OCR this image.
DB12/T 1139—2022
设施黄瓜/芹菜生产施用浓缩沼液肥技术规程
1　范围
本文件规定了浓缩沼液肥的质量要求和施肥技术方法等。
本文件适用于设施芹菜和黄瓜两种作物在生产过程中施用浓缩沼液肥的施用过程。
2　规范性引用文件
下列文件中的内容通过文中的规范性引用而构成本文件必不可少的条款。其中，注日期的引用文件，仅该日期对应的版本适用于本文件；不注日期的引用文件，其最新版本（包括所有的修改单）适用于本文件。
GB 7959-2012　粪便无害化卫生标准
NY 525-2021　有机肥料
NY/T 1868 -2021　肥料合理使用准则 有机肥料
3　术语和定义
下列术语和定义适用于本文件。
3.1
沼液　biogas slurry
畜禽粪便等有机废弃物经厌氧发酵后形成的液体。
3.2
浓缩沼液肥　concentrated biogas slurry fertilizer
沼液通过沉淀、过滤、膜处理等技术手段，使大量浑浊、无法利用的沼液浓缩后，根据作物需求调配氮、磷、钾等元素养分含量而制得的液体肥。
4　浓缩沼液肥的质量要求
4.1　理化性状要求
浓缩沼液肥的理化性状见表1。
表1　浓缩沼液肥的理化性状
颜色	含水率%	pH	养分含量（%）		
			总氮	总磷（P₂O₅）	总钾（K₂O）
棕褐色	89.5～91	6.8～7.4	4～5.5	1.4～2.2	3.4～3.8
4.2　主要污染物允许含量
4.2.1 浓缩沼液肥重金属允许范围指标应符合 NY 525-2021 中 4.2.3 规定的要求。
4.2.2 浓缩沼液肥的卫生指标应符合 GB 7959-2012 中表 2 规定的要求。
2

**TO DO**
Please repeat the listing above in full and exactly.

**COMPLETED EXERCISE**
OCR this image.
DB12/T 1139—2022
设施黄瓜/芹菜生产施用浓缩沼液肥技术规程
1　范围
本文件规定了浓缩沼液肥的质量要求和施肥技术方法等。
本文件适用于设施芹菜和黄瓜两种作物在生产过程中施用浓缩沼液肥的施用过程。
2　规范性引用文件
下列文件中的内容通过文中的规范性引用而构成本文件必不可少的条款。其中，注日期的引用文件，仅该日期对应的版本适用于本文件；不注日期的引用文件，其最新版本（包括所有的修改单）适用于本文件。
GB 7959-2012　粪便无害化卫生标准
NY 525-2021　有机肥料
NY/T 1868 -2021　肥料合理使用准则 有机肥料
3　术语和定义
下列术语和定义适用于本文件。
3.1
沼液　biogas slurry
畜禽粪便等有机废弃物经厌氧发酵后形成的液体。
3.2
浓缩沼液肥　concentrated biogas slurry fertilizer
沼液通过沉淀、过滤、膜处理等技术手段，使大量浑浊、无法利用的沼液浓缩后，根据作物需求调配氮、磷、钾等元素养分含量而制得的液体肥。
4　浓缩沼液肥的质量要求
4.1　理化性状要求
浓缩沼液肥的理化性状见表1。
表1　浓缩沼液肥的理化性状
颜色	含水率%	pH	养分含量（%）		
			总氮	总磷（P₂O₅）	总钾（K₂O）
棕褐色	89.5～91	6.8～7.4	4～5.5	1.4～2.2	3.4～3.8
4.2　主要污染物允许含量
4.2.1 浓缩沼液肥重金属允许范围指标应符合 NY 525-2021 中 4.2.3 规定的要求。
4.2.2 浓缩沼液肥的卫生指标应符合 GB 7959-2012 中表 2 规定的要求。
2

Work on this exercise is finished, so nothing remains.